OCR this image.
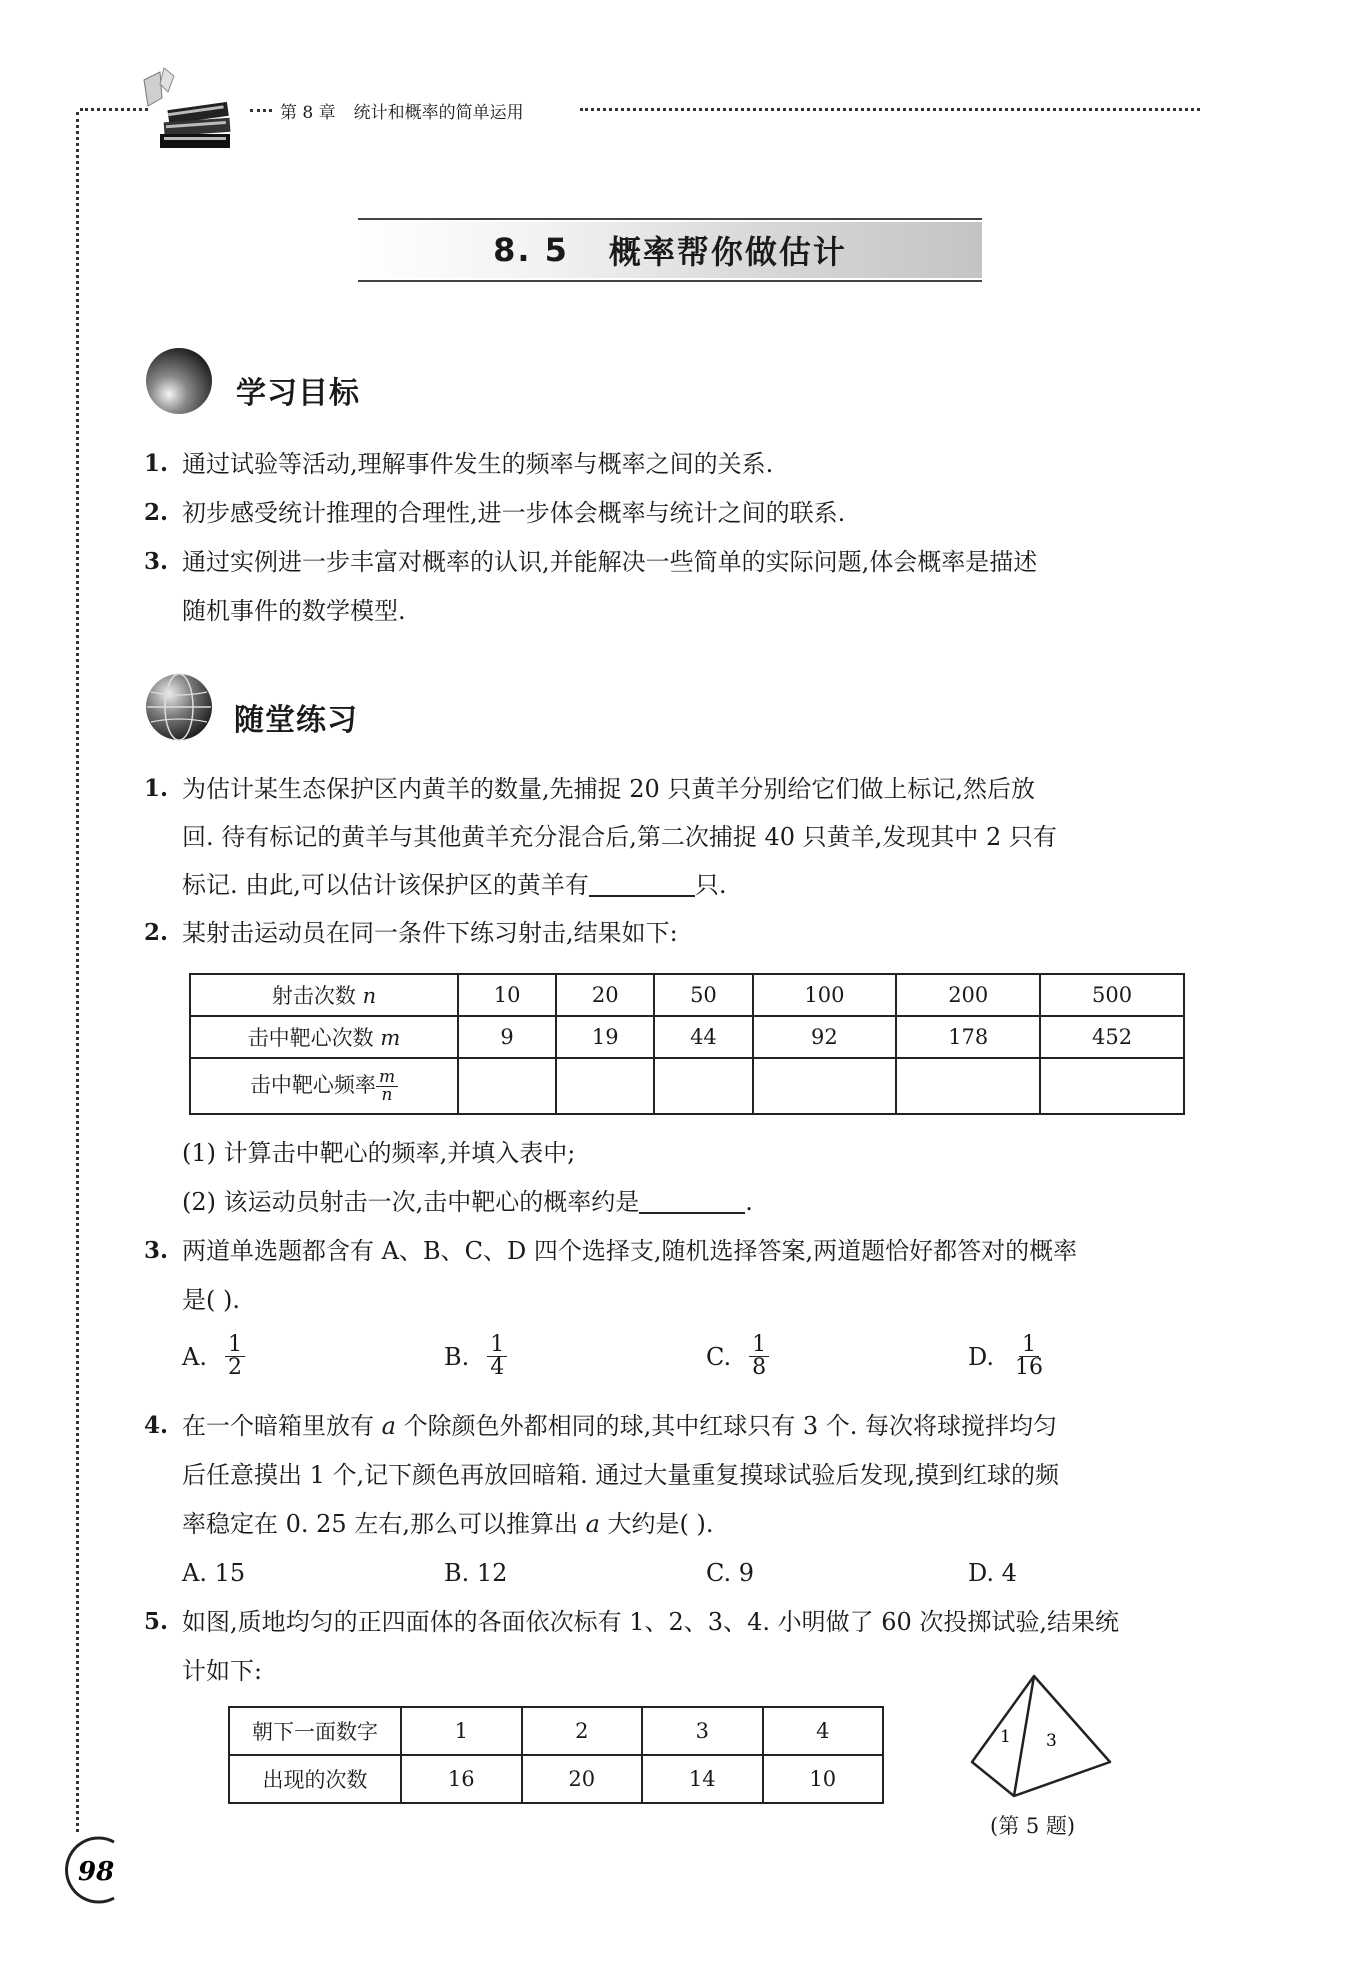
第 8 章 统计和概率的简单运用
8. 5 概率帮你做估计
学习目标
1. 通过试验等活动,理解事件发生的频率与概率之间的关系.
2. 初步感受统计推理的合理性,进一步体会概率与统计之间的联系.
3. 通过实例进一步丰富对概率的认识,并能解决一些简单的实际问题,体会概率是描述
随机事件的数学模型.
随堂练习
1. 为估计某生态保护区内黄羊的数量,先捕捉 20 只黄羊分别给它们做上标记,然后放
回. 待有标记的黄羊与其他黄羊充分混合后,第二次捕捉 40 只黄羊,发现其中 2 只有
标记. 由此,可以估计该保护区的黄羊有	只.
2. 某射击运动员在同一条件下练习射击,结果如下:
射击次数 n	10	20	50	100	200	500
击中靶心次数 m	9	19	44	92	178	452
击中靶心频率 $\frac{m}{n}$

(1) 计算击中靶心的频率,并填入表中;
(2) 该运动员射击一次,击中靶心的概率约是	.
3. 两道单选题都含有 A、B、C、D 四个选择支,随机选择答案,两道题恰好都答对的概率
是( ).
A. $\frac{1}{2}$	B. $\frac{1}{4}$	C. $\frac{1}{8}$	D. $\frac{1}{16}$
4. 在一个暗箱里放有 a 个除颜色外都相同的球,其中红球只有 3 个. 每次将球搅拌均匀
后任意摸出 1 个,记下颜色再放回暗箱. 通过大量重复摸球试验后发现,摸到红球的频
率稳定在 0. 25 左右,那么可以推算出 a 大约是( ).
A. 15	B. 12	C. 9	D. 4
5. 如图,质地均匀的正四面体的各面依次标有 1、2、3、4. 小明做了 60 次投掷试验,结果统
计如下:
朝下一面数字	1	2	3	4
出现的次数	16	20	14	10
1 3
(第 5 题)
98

+--

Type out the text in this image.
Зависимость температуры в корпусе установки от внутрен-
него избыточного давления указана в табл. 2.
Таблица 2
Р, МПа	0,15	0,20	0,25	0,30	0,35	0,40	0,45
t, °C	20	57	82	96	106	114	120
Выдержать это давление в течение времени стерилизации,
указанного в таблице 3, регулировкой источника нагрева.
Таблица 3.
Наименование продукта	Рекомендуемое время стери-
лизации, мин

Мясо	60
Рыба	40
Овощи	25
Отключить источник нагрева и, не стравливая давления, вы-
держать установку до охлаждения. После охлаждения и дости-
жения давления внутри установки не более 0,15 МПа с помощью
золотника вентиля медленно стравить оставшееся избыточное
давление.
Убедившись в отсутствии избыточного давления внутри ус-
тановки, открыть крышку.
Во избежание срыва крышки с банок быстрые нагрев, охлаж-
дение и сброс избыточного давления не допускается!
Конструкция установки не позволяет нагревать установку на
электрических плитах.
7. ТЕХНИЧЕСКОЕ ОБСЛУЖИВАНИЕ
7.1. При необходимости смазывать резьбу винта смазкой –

+--

Stated task » Scan the lines above for "внутри", then copy every one that has it.

Written solution »
жения давления внутри установки не более 0,15 МПа с помощью
Убедившись в отсутствии избыточного давления внутри ус-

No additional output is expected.